--- Start of Dataset ---

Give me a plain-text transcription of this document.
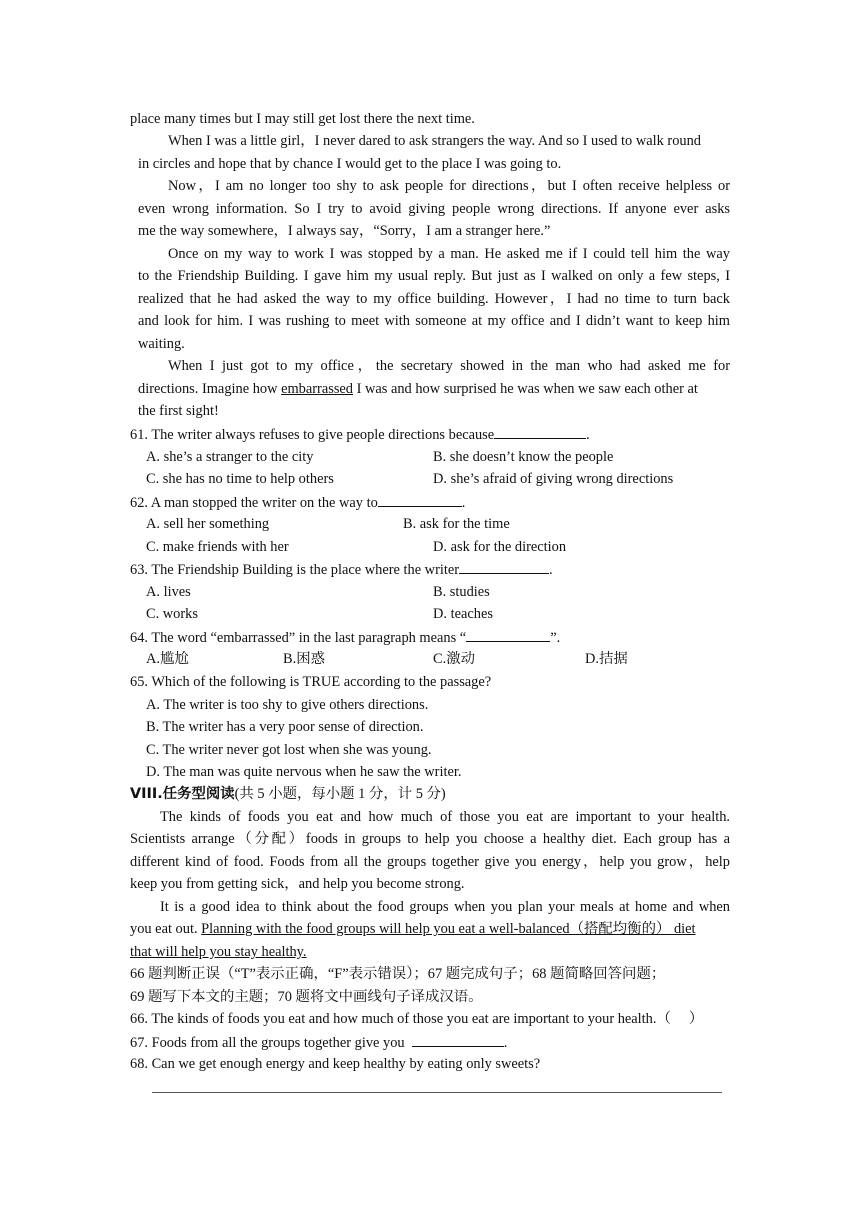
place many times but I may still get lost there the next time.
When I was a little girl，I never dared to ask strangers the way. And so I used to walk round
in circles and hope that by chance I would get to the place I was going to.
Now，I am no longer too shy to ask people for directions，but I often receive helpless or
even wrong information. So I try to avoid giving people wrong directions. If anyone ever asks
me the way somewhere，I always say，“Sorry，I am a stranger here.”
Once on my way to work I was stopped by a man. He asked me if I could tell him the way
to the Friendship Building. I gave him my usual reply. But just as I walked on only a few steps, I
realized that he had asked the way to my office building. However，I had no time to turn back
and look for him. I was rushing to meet with someone at my office and I didn’t want to keep him
waiting.
When I just got to my office，the secretary showed in the man who had asked me for
directions. Imagine how embarrassed I was and how surprised he was when we saw each other at
the first sight!
61. The writer always refuses to give people directions because	.
A. she’s a stranger to the city	B. she doesn’t know the people
C. she has no time to help others	D. she’s afraid of giving wrong directions
62. A man stopped the writer on the way to	.
A. sell her something	B. ask for the time
C. make friends with her	D. ask for the direction
63. The Friendship Building is the place where the writer	.
A. lives	B. studies
C. works	D. teaches
64. The word “embarrassed” in the last paragraph means “	”.
A.尴尬	B.困惑	C.激动	D.拮据
65. Which of the following is TRUE according to the passage?
A. The writer is too shy to give others directions.
B. The writer has a very poor sense of direction.
C. The writer never got lost when she was young.
D. The man was quite nervous when he saw the writer.
VIII.任务型阅读(共 5 小题，每小题 1 分，计 5 分)
The kinds of foods you eat and how much of those you eat are important to your health.
Scientists arrange（分配）foods in groups to help you choose a healthy diet. Each group has a
different kind of food. Foods from all the groups together give you energy，help you grow，help
keep you from getting sick，and help you become strong.
It is a good idea to think about the food groups when you plan your meals at home and when
you eat out. Planning with the food groups will help you eat a well-balanced（搭配均衡的） diet
that will help you stay healthy.
66 题判断正误（“T”表示正确，“F”表示错误）；67 题完成句子；68 题简略回答问题；
69 题写下本文的主题；70 题将文中画线句子译成汉语。
66. The kinds of foods you eat and how much of those you eat are important to your health.（　 ）
67. Foods from all the groups together give you	.
68. Can we get enough energy and keep healthy by eating only sweets?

--- End of Dataset ---

## Exercise description
Go through the material line by line. Show each line that contains the string "together".

## The completed task
different kind of food. Foods from all the groups together give you energy，help you grow，help
67. Foods from all the groups together give you	.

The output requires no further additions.